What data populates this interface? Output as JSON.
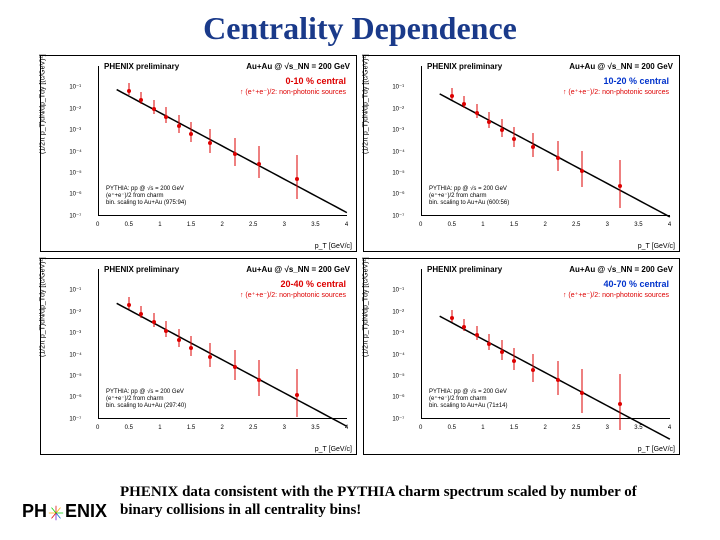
{
  "title": "Centrality Dependence",
  "caption": "PHENIX data consistent with the PYTHIA charm spectrum scaled by number of binary collisions in all centrality bins!",
  "logo": {
    "left": "PH",
    "right": "ENIX"
  },
  "common": {
    "preliminary": "PHENIX preliminary",
    "energy": "Au+Au @ √s_NN = 200 GeV",
    "ylabel": "(1/2π p_T)dN/dp_Tdy [(c/GeV)²]",
    "xlabel": "p_T [GeV/c]",
    "legend_data": "↑ (e⁺+e⁻)/2: non-photonic sources",
    "pythia_line1": "PYTHIA: pp @ √s = 200 GeV",
    "pythia_line2": "(e⁺+e⁻)/2 from charm",
    "xlim": [
      0,
      4
    ],
    "ylim_log": [
      -7,
      0
    ],
    "xticks": [
      "0",
      "0.5",
      "1",
      "1.5",
      "2",
      "2.5",
      "3",
      "3.5",
      "4"
    ],
    "yticks": [
      "10⁻¹",
      "10⁻²",
      "10⁻³",
      "10⁻⁴",
      "10⁻⁵",
      "10⁻⁶",
      "10⁻⁷"
    ],
    "background_color": "#ffffff",
    "axis_color": "#000000",
    "curve_color": "#000000",
    "curve_width": 1.5,
    "marker_color": "#dd0000",
    "marker_size": 4
  },
  "panels": [
    {
      "centrality": "0-10 % central",
      "centrality_color": "#dd0000",
      "pythia_scale": "bin. scaling to Au+Au (975:94)",
      "data": [
        {
          "x": 0.5,
          "logy": -1.2,
          "err": 6
        },
        {
          "x": 0.7,
          "logy": -1.6,
          "err": 6
        },
        {
          "x": 0.9,
          "logy": -2.0,
          "err": 7
        },
        {
          "x": 1.1,
          "logy": -2.4,
          "err": 8
        },
        {
          "x": 1.3,
          "logy": -2.8,
          "err": 9
        },
        {
          "x": 1.5,
          "logy": -3.2,
          "err": 10
        },
        {
          "x": 1.8,
          "logy": -3.6,
          "err": 12
        },
        {
          "x": 2.2,
          "logy": -4.1,
          "err": 14
        },
        {
          "x": 2.6,
          "logy": -4.6,
          "err": 16
        },
        {
          "x": 3.2,
          "logy": -5.3,
          "err": 22
        }
      ]
    },
    {
      "centrality": "10-20 % central",
      "centrality_color": "#0033cc",
      "pythia_scale": "bin. scaling to Au+Au (600:56)",
      "data": [
        {
          "x": 0.5,
          "logy": -1.4,
          "err": 6
        },
        {
          "x": 0.7,
          "logy": -1.8,
          "err": 6
        },
        {
          "x": 0.9,
          "logy": -2.2,
          "err": 7
        },
        {
          "x": 1.1,
          "logy": -2.6,
          "err": 8
        },
        {
          "x": 1.3,
          "logy": -3.0,
          "err": 9
        },
        {
          "x": 1.5,
          "logy": -3.4,
          "err": 10
        },
        {
          "x": 1.8,
          "logy": -3.8,
          "err": 12
        },
        {
          "x": 2.2,
          "logy": -4.3,
          "err": 15
        },
        {
          "x": 2.6,
          "logy": -4.9,
          "err": 18
        },
        {
          "x": 3.2,
          "logy": -5.6,
          "err": 24
        }
      ]
    },
    {
      "centrality": "20-40 % central",
      "centrality_color": "#dd0000",
      "pythia_scale": "bin. scaling to Au+Au (297:40)",
      "data": [
        {
          "x": 0.5,
          "logy": -1.7,
          "err": 6
        },
        {
          "x": 0.7,
          "logy": -2.1,
          "err": 6
        },
        {
          "x": 0.9,
          "logy": -2.5,
          "err": 7
        },
        {
          "x": 1.1,
          "logy": -2.9,
          "err": 8
        },
        {
          "x": 1.3,
          "logy": -3.3,
          "err": 9
        },
        {
          "x": 1.5,
          "logy": -3.7,
          "err": 10
        },
        {
          "x": 1.8,
          "logy": -4.1,
          "err": 12
        },
        {
          "x": 2.2,
          "logy": -4.6,
          "err": 15
        },
        {
          "x": 2.6,
          "logy": -5.2,
          "err": 18
        },
        {
          "x": 3.2,
          "logy": -5.9,
          "err": 24
        }
      ]
    },
    {
      "centrality": "40-70 % central",
      "centrality_color": "#0033cc",
      "pythia_scale": "bin. scaling to Au+Au (71±14)",
      "data": [
        {
          "x": 0.5,
          "logy": -2.3,
          "err": 6
        },
        {
          "x": 0.7,
          "logy": -2.7,
          "err": 6
        },
        {
          "x": 0.9,
          "logy": -3.1,
          "err": 7
        },
        {
          "x": 1.1,
          "logy": -3.5,
          "err": 8
        },
        {
          "x": 1.3,
          "logy": -3.9,
          "err": 10
        },
        {
          "x": 1.5,
          "logy": -4.3,
          "err": 11
        },
        {
          "x": 1.8,
          "logy": -4.7,
          "err": 14
        },
        {
          "x": 2.2,
          "logy": -5.2,
          "err": 17
        },
        {
          "x": 2.6,
          "logy": -5.8,
          "err": 22
        },
        {
          "x": 3.2,
          "logy": -6.3,
          "err": 28
        }
      ]
    }
  ]
}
---
What you should do
Will you restate every entry word for word and omit the images?

Exercise result
What data populates this interface? Output as JSON.
{
  "title": "Centrality Dependence",
  "caption": "PHENIX data consistent with the PYTHIA charm spectrum scaled by number of binary collisions in all centrality bins!",
  "logo": {
    "left": "PH",
    "right": "ENIX"
  },
  "common": {
    "preliminary": "PHENIX preliminary",
    "energy": "Au+Au @ √s_NN = 200 GeV",
    "ylabel": "(1/2π p_T)dN/dp_Tdy [(c/GeV)²]",
    "xlabel": "p_T [GeV/c]",
    "legend_data": "↑ (e⁺+e⁻)/2: non-photonic sources",
    "pythia_line1": "PYTHIA: pp @ √s = 200 GeV",
    "pythia_line2": "(e⁺+e⁻)/2 from charm",
    "xlim": [
      0,
      4
    ],
    "ylim_log": [
      -7,
      0
    ],
    "xticks": [
      "0",
      "0.5",
      "1",
      "1.5",
      "2",
      "2.5",
      "3",
      "3.5",
      "4"
    ],
    "yticks": [
      "10⁻¹",
      "10⁻²",
      "10⁻³",
      "10⁻⁴",
      "10⁻⁵",
      "10⁻⁶",
      "10⁻⁷"
    ],
    "background_color": "#ffffff",
    "axis_color": "#000000",
    "curve_color": "#000000",
    "curve_width": 1.5,
    "marker_color": "#dd0000",
    "marker_size": 4
  },
  "panels": [
    {
      "centrality": "0-10 % central",
      "centrality_color": "#dd0000",
      "pythia_scale": "bin. scaling to Au+Au (975:94)",
      "data": [
        {
          "x": 0.5,
          "logy": -1.2,
          "err": 6
        },
        {
          "x": 0.7,
          "logy": -1.6,
          "err": 6
        },
        {
          "x": 0.9,
          "logy": -2.0,
          "err": 7
        },
        {
          "x": 1.1,
          "logy": -2.4,
          "err": 8
        },
        {
          "x": 1.3,
          "logy": -2.8,
          "err": 9
        },
        {
          "x": 1.5,
          "logy": -3.2,
          "err": 10
        },
        {
          "x": 1.8,
          "logy": -3.6,
          "err": 12
        },
        {
          "x": 2.2,
          "logy": -4.1,
          "err": 14
        },
        {
          "x": 2.6,
          "logy": -4.6,
          "err": 16
        },
        {
          "x": 3.2,
          "logy": -5.3,
          "err": 22
        }
      ]
    },
    {
      "centrality": "10-20 % central",
      "centrality_color": "#0033cc",
      "pythia_scale": "bin. scaling to Au+Au (600:56)",
      "data": [
        {
          "x": 0.5,
          "logy": -1.4,
          "err": 6
        },
        {
          "x": 0.7,
          "logy": -1.8,
          "err": 6
        },
        {
          "x": 0.9,
          "logy": -2.2,
          "err": 7
        },
        {
          "x": 1.1,
          "logy": -2.6,
          "err": 8
        },
        {
          "x": 1.3,
          "logy": -3.0,
          "err": 9
        },
        {
          "x": 1.5,
          "logy": -3.4,
          "err": 10
        },
        {
          "x": 1.8,
          "logy": -3.8,
          "err": 12
        },
        {
          "x": 2.2,
          "logy": -4.3,
          "err": 15
        },
        {
          "x": 2.6,
          "logy": -4.9,
          "err": 18
        },
        {
          "x": 3.2,
          "logy": -5.6,
          "err": 24
        }
      ]
    },
    {
      "centrality": "20-40 % central",
      "centrality_color": "#dd0000",
      "pythia_scale": "bin. scaling to Au+Au (297:40)",
      "data": [
        {
          "x": 0.5,
          "logy": -1.7,
          "err": 6
        },
        {
          "x": 0.7,
          "logy": -2.1,
          "err": 6
        },
        {
          "x": 0.9,
          "logy": -2.5,
          "err": 7
        },
        {
          "x": 1.1,
          "logy": -2.9,
          "err": 8
        },
        {
          "x": 1.3,
          "logy": -3.3,
          "err": 9
        },
        {
          "x": 1.5,
          "logy": -3.7,
          "err": 10
        },
        {
          "x": 1.8,
          "logy": -4.1,
          "err": 12
        },
        {
          "x": 2.2,
          "logy": -4.6,
          "err": 15
        },
        {
          "x": 2.6,
          "logy": -5.2,
          "err": 18
        },
        {
          "x": 3.2,
          "logy": -5.9,
          "err": 24
        }
      ]
    },
    {
      "centrality": "40-70 % central",
      "centrality_color": "#0033cc",
      "pythia_scale": "bin. scaling to Au+Au (71±14)",
      "data": [
        {
          "x": 0.5,
          "logy": -2.3,
          "err": 6
        },
        {
          "x": 0.7,
          "logy": -2.7,
          "err": 6
        },
        {
          "x": 0.9,
          "logy": -3.1,
          "err": 7
        },
        {
          "x": 1.1,
          "logy": -3.5,
          "err": 8
        },
        {
          "x": 1.3,
          "logy": -3.9,
          "err": 10
        },
        {
          "x": 1.5,
          "logy": -4.3,
          "err": 11
        },
        {
          "x": 1.8,
          "logy": -4.7,
          "err": 14
        },
        {
          "x": 2.2,
          "logy": -5.2,
          "err": 17
        },
        {
          "x": 2.6,
          "logy": -5.8,
          "err": 22
        },
        {
          "x": 3.2,
          "logy": -6.3,
          "err": 28
        }
      ]
    }
  ]
}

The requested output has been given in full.